EXERCISE DESCRIPTION: Convert the items, starting at the very beginning and ending at the line containing "annotation: Marshall et", into a JSON list of strings with one string per line and blank lines omitted.
===== RECORDS FOR PROCESSING
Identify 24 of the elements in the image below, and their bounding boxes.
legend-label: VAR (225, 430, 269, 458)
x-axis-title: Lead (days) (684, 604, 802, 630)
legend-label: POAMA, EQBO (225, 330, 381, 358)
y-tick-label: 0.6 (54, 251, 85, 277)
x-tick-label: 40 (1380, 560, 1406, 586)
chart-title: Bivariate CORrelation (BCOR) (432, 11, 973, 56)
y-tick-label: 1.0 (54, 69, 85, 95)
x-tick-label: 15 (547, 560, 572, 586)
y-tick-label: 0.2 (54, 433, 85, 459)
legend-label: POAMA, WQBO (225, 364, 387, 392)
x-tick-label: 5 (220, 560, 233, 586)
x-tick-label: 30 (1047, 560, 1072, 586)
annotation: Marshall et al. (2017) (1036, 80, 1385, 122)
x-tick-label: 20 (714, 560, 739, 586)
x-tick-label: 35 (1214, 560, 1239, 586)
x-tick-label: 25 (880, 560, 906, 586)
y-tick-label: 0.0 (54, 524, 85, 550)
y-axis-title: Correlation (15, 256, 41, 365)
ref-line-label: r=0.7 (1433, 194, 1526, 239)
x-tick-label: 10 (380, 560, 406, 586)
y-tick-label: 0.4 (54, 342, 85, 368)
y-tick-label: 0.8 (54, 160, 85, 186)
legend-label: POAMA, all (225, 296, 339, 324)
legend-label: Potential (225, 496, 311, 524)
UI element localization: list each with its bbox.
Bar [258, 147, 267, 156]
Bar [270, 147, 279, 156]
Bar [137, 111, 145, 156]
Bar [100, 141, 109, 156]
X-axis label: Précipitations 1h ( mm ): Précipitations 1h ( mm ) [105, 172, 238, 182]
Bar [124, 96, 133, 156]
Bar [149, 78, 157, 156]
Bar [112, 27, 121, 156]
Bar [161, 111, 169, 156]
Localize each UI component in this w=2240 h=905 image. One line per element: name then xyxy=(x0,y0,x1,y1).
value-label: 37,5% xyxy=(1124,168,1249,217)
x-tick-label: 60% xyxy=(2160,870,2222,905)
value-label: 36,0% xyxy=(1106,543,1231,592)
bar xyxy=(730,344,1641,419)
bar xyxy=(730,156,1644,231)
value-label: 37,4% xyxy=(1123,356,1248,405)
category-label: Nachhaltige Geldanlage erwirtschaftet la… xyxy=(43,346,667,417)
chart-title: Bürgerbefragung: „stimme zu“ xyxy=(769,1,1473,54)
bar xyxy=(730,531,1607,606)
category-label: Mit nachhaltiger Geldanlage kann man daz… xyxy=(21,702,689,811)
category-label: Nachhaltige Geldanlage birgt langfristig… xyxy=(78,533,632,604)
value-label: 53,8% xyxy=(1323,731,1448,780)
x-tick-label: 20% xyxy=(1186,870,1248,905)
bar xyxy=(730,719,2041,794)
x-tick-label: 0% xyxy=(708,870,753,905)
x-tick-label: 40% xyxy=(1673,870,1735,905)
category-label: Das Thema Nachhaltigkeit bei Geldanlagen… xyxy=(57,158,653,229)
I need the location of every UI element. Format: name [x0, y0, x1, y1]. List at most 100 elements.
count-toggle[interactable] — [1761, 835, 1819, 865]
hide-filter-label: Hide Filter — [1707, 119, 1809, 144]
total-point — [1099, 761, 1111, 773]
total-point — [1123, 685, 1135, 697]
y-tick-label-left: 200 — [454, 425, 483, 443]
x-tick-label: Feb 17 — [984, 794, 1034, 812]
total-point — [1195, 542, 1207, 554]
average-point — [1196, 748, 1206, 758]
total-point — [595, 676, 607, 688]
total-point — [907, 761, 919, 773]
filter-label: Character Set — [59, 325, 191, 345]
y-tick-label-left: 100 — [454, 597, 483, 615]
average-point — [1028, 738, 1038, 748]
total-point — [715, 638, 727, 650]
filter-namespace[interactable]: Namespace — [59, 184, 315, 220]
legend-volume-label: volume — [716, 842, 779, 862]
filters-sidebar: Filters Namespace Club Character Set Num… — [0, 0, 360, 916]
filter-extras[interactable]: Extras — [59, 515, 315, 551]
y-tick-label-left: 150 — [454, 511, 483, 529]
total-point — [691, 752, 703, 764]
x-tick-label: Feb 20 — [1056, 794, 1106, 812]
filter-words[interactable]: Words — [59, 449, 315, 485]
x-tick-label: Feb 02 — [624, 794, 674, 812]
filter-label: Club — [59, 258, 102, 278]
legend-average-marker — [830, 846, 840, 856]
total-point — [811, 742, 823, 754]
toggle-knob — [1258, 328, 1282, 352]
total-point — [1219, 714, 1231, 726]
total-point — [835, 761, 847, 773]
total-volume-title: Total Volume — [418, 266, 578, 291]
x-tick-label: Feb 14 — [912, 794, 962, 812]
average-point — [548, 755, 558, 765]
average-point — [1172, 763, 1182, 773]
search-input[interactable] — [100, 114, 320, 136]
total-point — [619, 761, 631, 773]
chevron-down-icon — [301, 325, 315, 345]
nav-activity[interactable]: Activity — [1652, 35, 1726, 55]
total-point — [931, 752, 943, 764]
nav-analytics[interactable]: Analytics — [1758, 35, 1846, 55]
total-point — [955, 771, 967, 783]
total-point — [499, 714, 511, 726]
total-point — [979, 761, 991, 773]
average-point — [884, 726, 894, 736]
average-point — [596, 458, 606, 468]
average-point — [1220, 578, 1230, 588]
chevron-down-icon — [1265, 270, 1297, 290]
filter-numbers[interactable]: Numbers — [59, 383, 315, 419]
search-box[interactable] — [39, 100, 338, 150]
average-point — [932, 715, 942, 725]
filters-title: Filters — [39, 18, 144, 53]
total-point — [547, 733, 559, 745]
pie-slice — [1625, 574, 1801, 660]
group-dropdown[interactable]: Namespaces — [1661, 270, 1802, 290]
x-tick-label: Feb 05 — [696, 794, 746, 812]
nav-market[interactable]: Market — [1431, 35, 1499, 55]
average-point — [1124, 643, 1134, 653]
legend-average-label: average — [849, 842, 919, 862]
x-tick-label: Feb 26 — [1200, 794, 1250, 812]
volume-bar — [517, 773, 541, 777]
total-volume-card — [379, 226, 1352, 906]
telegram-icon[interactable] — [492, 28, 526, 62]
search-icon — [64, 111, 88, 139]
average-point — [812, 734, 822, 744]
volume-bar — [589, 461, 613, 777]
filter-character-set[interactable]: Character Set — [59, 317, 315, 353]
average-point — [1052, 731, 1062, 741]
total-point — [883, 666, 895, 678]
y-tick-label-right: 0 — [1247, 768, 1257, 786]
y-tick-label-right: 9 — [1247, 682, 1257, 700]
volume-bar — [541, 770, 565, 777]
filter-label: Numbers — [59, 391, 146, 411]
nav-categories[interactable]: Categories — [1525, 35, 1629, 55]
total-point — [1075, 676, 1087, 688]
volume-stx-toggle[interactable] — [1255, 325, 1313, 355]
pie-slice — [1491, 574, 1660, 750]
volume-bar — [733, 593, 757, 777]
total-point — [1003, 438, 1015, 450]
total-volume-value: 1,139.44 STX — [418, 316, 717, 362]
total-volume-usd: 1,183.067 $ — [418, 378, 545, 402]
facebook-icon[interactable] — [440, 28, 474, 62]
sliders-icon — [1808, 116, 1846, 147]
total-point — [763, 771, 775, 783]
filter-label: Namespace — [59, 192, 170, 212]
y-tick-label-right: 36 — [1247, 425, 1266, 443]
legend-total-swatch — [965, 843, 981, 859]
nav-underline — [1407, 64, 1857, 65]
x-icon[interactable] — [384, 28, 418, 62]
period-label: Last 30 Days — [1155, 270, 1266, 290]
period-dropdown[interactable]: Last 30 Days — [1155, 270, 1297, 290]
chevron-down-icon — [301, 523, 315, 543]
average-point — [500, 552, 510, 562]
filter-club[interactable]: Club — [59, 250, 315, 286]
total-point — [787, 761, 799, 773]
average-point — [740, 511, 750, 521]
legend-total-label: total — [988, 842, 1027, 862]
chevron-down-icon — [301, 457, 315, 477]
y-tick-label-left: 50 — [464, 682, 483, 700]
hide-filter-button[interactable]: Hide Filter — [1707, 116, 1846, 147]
==========
ANSWER FOR THIS EXERCISE:
[
  "Identify 24 of the elements in the image below, and their bounding boxes.",
  "legend-label: VAR (225, 430, 269, 458)",
  "x-axis-title: Lead (days) (684, 604, 802, 630)",
  "legend-label: POAMA, EQBO (225, 330, 381, 358)",
  "y-tick-label: 0.6 (54, 251, 85, 277)",
  "x-tick-label: 40 (1380, 560, 1406, 586)",
  "chart-title: Bivariate CORrelation (BCOR) (432, 11, 973, 56)",
  "y-tick-label: 1.0 (54, 69, 85, 95)",
  "x-tick-label: 15 (547, 560, 572, 586)",
  "y-tick-label: 0.2 (54, 433, 85, 459)",
  "legend-label: POAMA, WQBO (225, 364, 387, 392)",
  "x-tick-label: 5 (220, 560, 233, 586)",
  "x-tick-label: 30 (1047, 560, 1072, 586)",
  "annotation: Marshall et al. (2017) (1036, 80, 1385, 122)"
]